== SOURCE MATERIAL

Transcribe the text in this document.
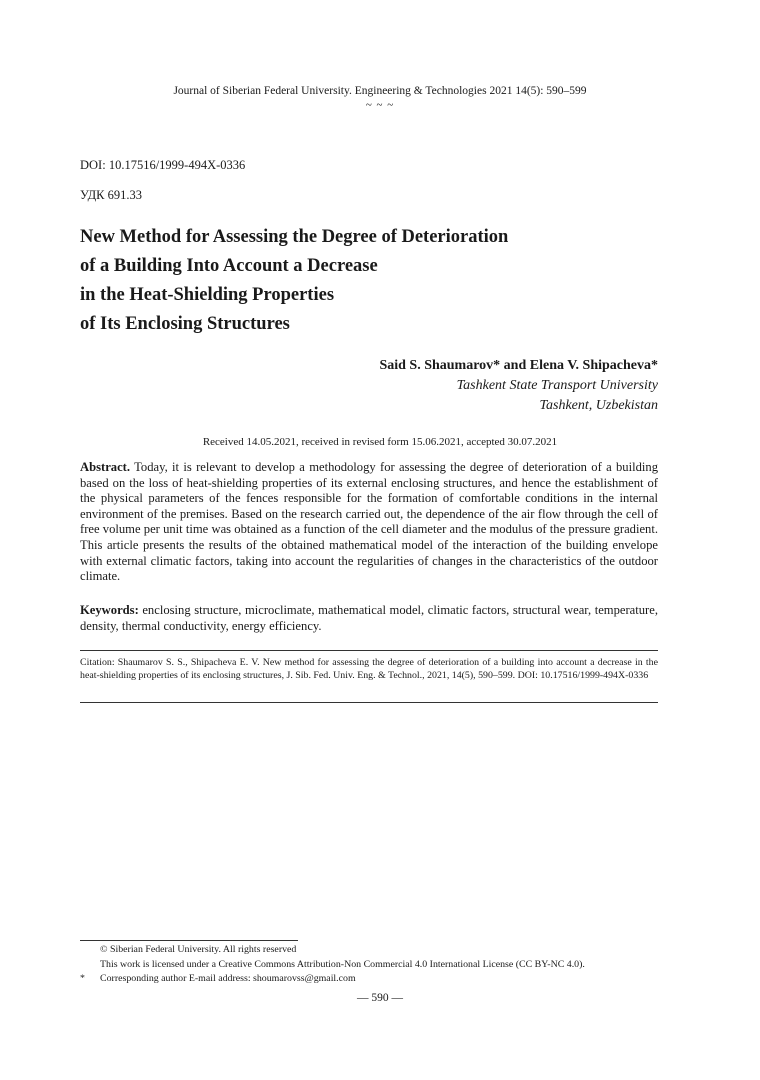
Journal of Siberian Federal University. Engineering & Technologies 2021 14(5): 590–599
~ ~ ~
DOI: 10.17516/1999-494X-0336
УДК 691.33
New Method for Assessing the Degree of Deterioration
of a Building Into Account a Decrease
in the Heat-Shielding Properties
of Its Enclosing Structures
Said S. Shaumarov* and Elena V. Shipacheva*
Tashkent State Transport University
Tashkent, Uzbekistan
Received 14.05.2021, received in revised form 15.06.2021, accepted 30.07.2021
Abstract. Today, it is relevant to develop a methodology for assessing the degree of deterioration of a building based on the loss of heat-shielding properties of its external enclosing structures, and hence the establishment of the physical parameters of the fences responsible for the formation of comfortable conditions in the internal environment of the premises. Based on the research carried out, the dependence of the air flow through the cell of free volume per unit time was obtained as a function of the cell diameter and the modulus of the pressure gradient. This article presents the results of the obtained mathematical model of the interaction of the building envelope with external climatic factors, taking into account the regularities of changes in the characteristics of the outdoor climate.
Keywords: enclosing structure, microclimate, mathematical model, climatic factors, structural wear, temperature, density, thermal conductivity, energy efficiency.
Citation: Shaumarov S. S., Shipacheva E. V. New method for assessing the degree of deterioration of a building into account a decrease in the heat-shielding properties of its enclosing structures, J. Sib. Fed. Univ. Eng. & Technol., 2021, 14(5), 590–599. DOI: 10.17516/1999-494X-0336
© Siberian Federal University. All rights reserved
This work is licensed under a Creative Commons Attribution-Non Commercial 4.0 International License (CC BY-NC 4.0).
*	Corresponding author E-mail address: shoumarovss@gmail.com
— 590 —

====

§ **DESCRIPTION OF THE TASK**: Sift through the entries and copy every line with "Siberian".

§ **ANSWER TO THIS PROBLEM**:
Journal of Siberian Federal University. Engineering & Technologies 2021 14(5): 590–599
© Siberian Federal University. All rights reserved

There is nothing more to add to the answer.